• What is asked
Set down the full listing exactly, character for character.

• Dataset extract

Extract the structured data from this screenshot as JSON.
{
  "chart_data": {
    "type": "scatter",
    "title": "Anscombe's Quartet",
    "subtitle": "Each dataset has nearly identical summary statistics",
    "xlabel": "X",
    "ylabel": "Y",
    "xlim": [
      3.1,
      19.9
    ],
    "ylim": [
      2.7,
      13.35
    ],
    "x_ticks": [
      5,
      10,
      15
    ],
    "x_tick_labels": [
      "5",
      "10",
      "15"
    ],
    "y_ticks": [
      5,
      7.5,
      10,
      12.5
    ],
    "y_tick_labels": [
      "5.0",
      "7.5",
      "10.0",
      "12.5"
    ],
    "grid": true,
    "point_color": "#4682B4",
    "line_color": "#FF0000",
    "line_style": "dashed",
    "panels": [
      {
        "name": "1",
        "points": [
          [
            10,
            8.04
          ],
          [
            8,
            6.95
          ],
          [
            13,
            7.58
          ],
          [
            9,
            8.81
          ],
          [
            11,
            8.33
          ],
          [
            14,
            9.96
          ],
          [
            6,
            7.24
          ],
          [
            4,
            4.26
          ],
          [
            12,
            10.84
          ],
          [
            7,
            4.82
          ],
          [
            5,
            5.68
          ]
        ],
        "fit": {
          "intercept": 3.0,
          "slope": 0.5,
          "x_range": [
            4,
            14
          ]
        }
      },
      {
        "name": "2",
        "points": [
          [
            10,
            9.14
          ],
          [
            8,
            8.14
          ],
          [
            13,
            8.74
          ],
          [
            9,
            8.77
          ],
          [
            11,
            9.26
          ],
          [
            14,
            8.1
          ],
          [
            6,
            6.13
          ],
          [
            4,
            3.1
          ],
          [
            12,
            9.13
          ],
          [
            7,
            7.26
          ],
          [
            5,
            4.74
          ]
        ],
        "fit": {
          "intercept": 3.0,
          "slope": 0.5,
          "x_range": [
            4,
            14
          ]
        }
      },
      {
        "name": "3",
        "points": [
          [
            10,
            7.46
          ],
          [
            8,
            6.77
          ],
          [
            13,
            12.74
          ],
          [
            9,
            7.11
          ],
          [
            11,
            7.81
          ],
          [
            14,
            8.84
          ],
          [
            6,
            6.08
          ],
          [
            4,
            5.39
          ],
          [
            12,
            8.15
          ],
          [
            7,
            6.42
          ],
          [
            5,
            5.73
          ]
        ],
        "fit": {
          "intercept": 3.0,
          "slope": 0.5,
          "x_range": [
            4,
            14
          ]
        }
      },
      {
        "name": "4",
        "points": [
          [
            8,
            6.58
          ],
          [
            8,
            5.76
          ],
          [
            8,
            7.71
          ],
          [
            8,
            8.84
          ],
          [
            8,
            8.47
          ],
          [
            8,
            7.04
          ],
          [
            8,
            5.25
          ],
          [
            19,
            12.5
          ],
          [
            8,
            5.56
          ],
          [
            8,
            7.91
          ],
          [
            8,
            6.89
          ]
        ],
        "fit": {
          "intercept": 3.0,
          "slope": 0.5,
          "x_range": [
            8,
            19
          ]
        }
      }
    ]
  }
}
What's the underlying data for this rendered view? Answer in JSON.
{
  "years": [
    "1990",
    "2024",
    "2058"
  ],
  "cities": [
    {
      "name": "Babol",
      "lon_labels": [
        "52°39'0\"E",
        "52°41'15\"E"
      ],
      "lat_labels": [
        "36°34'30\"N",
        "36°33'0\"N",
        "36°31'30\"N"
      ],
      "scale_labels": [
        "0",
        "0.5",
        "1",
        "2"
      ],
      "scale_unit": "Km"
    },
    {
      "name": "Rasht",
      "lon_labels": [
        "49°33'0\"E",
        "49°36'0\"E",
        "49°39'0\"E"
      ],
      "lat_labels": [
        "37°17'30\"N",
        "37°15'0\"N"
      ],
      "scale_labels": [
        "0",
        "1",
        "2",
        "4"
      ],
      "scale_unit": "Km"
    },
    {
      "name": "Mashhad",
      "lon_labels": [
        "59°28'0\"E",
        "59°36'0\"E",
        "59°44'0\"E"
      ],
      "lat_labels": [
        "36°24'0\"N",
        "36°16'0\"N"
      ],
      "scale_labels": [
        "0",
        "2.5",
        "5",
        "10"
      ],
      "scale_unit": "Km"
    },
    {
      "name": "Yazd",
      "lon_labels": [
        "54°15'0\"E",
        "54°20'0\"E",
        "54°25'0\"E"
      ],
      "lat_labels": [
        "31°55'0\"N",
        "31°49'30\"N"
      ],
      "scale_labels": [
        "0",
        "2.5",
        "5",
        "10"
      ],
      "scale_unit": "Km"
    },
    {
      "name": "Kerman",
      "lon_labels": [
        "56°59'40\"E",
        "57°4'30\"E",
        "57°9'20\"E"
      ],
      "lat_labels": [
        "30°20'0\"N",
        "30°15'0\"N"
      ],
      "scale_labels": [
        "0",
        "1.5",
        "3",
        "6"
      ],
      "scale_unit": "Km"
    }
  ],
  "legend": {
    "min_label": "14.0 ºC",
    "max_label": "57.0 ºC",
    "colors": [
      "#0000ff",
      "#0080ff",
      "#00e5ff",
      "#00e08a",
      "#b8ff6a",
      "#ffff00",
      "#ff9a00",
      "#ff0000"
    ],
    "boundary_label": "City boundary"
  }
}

• Problem solution
Extract the structured data from this screenshot as JSON.
{
  "chart_data": {
    "type": "scatter",
    "title": "Anscombe's Quartet",
    "subtitle": "Each dataset has nearly identical summary statistics",
    "xlabel": "X",
    "ylabel": "Y",
    "xlim": [
      3.1,
      19.9
    ],
    "ylim": [
      2.7,
      13.35
    ],
    "x_ticks": [
      5,
      10,
      15
    ],
    "x_tick_labels": [
      "5",
      "10",
      "15"
    ],
    "y_ticks": [
      5,
      7.5,
      10,
      12.5
    ],
    "y_tick_labels": [
      "5.0",
      "7.5",
      "10.0",
      "12.5"
    ],
    "grid": true,
    "point_color": "#4682B4",
    "line_color": "#FF0000",
    "line_style": "dashed",
    "panels": [
      {
        "name": "1",
        "points": [
          [
            10,
            8.04
          ],
          [
            8,
            6.95
          ],
          [
            13,
            7.58
          ],
          [
            9,
            8.81
          ],
          [
            11,
            8.33
          ],
          [
            14,
            9.96
          ],
          [
            6,
            7.24
          ],
          [
            4,
            4.26
          ],
          [
            12,
            10.84
          ],
          [
            7,
            4.82
          ],
          [
            5,
            5.68
          ]
        ],
        "fit": {
          "intercept": 3.0,
          "slope": 0.5,
          "x_range": [
            4,
            14
          ]
        }
      },
      {
        "name": "2",
        "points": [
          [
            10,
            9.14
          ],
          [
            8,
            8.14
          ],
          [
            13,
            8.74
          ],
          [
            9,
            8.77
          ],
          [
            11,
            9.26
          ],
          [
            14,
            8.1
          ],
          [
            6,
            6.13
          ],
          [
            4,
            3.1
          ],
          [
            12,
            9.13
          ],
          [
            7,
            7.26
          ],
          [
            5,
            4.74
          ]
        ],
        "fit": {
          "intercept": 3.0,
          "slope": 0.5,
          "x_range": [
            4,
            14
          ]
        }
      },
      {
        "name": "3",
        "points": [
          [
            10,
            7.46
          ],
          [
            8,
            6.77
          ],
          [
            13,
            12.74
          ],
          [
            9,
            7.11
          ],
          [
            11,
            7.81
          ],
          [
            14,
            8.84
          ],
          [
            6,
            6.08
          ],
          [
            4,
            5.39
          ],
          [
            12,
            8.15
          ],
          [
            7,
            6.42
          ],
          [
            5,
            5.73
          ]
        ],
        "fit": {
          "intercept": 3.0,
          "slope": 0.5,
          "x_range": [
            4,
            14
          ]
        }
      },
      {
        "name": "4",
        "points": [
          [
            8,
            6.58
          ],
          [
            8,
            5.76
          ],
          [
            8,
            7.71
          ],
          [
            8,
            8.84
          ],
          [
            8,
            8.47
          ],
          [
            8,
            7.04
          ],
          [
            8,
            5.25
          ],
          [
            19,
            12.5
          ],
          [
            8,
            5.56
          ],
          [
            8,
            7.91
          ],
          [
            8,
            6.89
          ]
        ],
        "fit": {
          "intercept": 3.0,
          "slope": 0.5,
          "x_range": [
            8,
            19
          ]
        }
      }
    ]
  }
}
What's the underlying data for this rendered view? Answer in JSON.
{
  "years": [
    "1990",
    "2024",
    "2058"
  ],
  "cities": [
    {
      "name": "Babol",
      "lon_labels": [
        "52°39'0\"E",
        "52°41'15\"E"
      ],
      "lat_labels": [
        "36°34'30\"N",
        "36°33'0\"N",
        "36°31'30\"N"
      ],
      "scale_labels": [
        "0",
        "0.5",
        "1",
        "2"
      ],
      "scale_unit": "Km"
    },
    {
      "name": "Rasht",
      "lon_labels": [
        "49°33'0\"E",
        "49°36'0\"E",
        "49°39'0\"E"
      ],
      "lat_labels": [
        "37°17'30\"N",
        "37°15'0\"N"
      ],
      "scale_labels": [
        "0",
        "1",
        "2",
        "4"
      ],
      "scale_unit": "Km"
    },
    {
      "name": "Mashhad",
      "lon_labels": [
        "59°28'0\"E",
        "59°36'0\"E",
        "59°44'0\"E"
      ],
      "lat_labels": [
        "36°24'0\"N",
        "36°16'0\"N"
      ],
      "scale_labels": [
        "0",
        "2.5",
        "5",
        "10"
      ],
      "scale_unit": "Km"
    },
    {
      "name": "Yazd",
      "lon_labels": [
        "54°15'0\"E",
        "54°20'0\"E",
        "54°25'0\"E"
      ],
      "lat_labels": [
        "31°55'0\"N",
        "31°49'30\"N"
      ],
      "scale_labels": [
        "0",
        "2.5",
        "5",
        "10"
      ],
      "scale_unit": "Km"
    },
    {
      "name": "Kerman",
      "lon_labels": [
        "56°59'40\"E",
        "57°4'30\"E",
        "57°9'20\"E"
      ],
      "lat_labels": [
        "30°20'0\"N",
        "30°15'0\"N"
      ],
      "scale_labels": [
        "0",
        "1.5",
        "3",
        "6"
      ],
      "scale_unit": "Km"
    }
  ],
  "legend": {
    "min_label": "14.0 ºC",
    "max_label": "57.0 ºC",
    "colors": [
      "#0000ff",
      "#0080ff",
      "#00e5ff",
      "#00e08a",
      "#b8ff6a",
      "#ffff00",
      "#ff9a00",
      "#ff0000"
    ],
    "boundary_label": "City boundary"
  }
}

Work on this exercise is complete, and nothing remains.